■ TASK PROMPT ■
Only the number is wanted: how many lines contain the string "учиться"?

## begin INPUT MATERIAL

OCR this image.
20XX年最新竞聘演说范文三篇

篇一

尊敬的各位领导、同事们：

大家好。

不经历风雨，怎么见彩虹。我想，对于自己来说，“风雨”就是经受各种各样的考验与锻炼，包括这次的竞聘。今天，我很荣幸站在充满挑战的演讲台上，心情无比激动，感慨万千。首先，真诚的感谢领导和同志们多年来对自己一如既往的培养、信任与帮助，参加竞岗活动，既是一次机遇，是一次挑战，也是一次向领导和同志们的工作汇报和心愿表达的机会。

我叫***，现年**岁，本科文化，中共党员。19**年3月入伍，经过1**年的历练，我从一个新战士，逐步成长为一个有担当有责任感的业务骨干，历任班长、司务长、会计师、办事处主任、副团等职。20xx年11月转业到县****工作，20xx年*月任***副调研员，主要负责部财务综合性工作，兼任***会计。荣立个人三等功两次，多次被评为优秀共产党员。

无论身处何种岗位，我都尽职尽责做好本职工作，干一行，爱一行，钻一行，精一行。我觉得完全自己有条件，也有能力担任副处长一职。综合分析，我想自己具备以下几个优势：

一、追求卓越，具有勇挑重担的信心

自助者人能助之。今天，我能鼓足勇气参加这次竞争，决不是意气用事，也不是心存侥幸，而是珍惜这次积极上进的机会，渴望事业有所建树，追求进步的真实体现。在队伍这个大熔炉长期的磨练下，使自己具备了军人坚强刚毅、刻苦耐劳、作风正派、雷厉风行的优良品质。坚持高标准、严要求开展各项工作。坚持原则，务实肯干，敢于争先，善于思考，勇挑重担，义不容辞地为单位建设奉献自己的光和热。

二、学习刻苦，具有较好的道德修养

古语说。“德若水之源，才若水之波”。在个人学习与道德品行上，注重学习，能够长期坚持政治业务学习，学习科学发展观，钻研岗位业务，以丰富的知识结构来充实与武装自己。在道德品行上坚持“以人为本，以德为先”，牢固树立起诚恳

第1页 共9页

## end INPUT MATERIAL
## begin INPUT MATERIAL

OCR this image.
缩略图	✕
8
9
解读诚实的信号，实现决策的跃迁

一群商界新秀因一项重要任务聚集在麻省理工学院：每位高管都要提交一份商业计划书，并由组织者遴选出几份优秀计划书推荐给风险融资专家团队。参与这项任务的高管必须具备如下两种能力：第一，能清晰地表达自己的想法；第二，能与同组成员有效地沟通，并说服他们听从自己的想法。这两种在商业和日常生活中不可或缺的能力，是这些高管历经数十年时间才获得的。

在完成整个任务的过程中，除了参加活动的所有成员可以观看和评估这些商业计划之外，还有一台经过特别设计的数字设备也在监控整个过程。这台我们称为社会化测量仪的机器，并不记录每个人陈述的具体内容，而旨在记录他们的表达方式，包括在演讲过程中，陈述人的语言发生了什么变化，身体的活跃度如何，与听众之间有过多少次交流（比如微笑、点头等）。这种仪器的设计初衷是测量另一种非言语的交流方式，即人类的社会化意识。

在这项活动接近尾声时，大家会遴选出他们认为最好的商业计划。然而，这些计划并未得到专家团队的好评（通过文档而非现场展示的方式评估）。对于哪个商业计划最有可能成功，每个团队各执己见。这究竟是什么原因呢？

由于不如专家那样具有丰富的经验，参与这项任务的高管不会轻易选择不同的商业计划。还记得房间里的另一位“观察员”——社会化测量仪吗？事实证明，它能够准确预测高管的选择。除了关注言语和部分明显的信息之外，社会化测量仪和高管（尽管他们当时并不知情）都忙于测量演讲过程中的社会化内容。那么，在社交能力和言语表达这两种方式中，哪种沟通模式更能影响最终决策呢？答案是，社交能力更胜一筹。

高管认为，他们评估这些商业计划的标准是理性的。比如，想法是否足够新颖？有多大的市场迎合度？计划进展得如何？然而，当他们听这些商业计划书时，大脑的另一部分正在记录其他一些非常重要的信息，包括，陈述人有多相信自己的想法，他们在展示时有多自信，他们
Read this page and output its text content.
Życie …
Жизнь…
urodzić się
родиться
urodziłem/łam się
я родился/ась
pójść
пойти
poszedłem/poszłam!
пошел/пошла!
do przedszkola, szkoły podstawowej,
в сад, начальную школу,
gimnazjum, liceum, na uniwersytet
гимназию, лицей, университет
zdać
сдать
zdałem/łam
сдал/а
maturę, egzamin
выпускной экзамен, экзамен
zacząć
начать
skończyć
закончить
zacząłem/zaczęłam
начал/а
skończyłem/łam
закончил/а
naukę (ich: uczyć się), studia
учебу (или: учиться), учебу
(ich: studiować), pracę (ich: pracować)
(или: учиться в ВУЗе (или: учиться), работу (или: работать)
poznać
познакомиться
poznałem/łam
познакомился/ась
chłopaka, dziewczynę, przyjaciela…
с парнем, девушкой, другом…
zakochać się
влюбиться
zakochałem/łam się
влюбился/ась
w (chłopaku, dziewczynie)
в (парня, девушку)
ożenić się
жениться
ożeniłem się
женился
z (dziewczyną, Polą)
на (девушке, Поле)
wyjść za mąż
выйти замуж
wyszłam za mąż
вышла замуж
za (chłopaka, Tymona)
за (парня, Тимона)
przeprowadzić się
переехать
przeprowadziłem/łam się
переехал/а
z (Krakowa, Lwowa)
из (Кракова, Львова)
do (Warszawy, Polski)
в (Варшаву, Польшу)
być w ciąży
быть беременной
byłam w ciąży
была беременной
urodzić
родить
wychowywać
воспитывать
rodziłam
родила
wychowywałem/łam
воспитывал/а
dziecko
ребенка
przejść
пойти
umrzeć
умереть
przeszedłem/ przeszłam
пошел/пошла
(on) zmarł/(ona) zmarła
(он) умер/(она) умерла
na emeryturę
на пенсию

## end INPUT MATERIAL

■ PROBLEM SOLUTION ■
2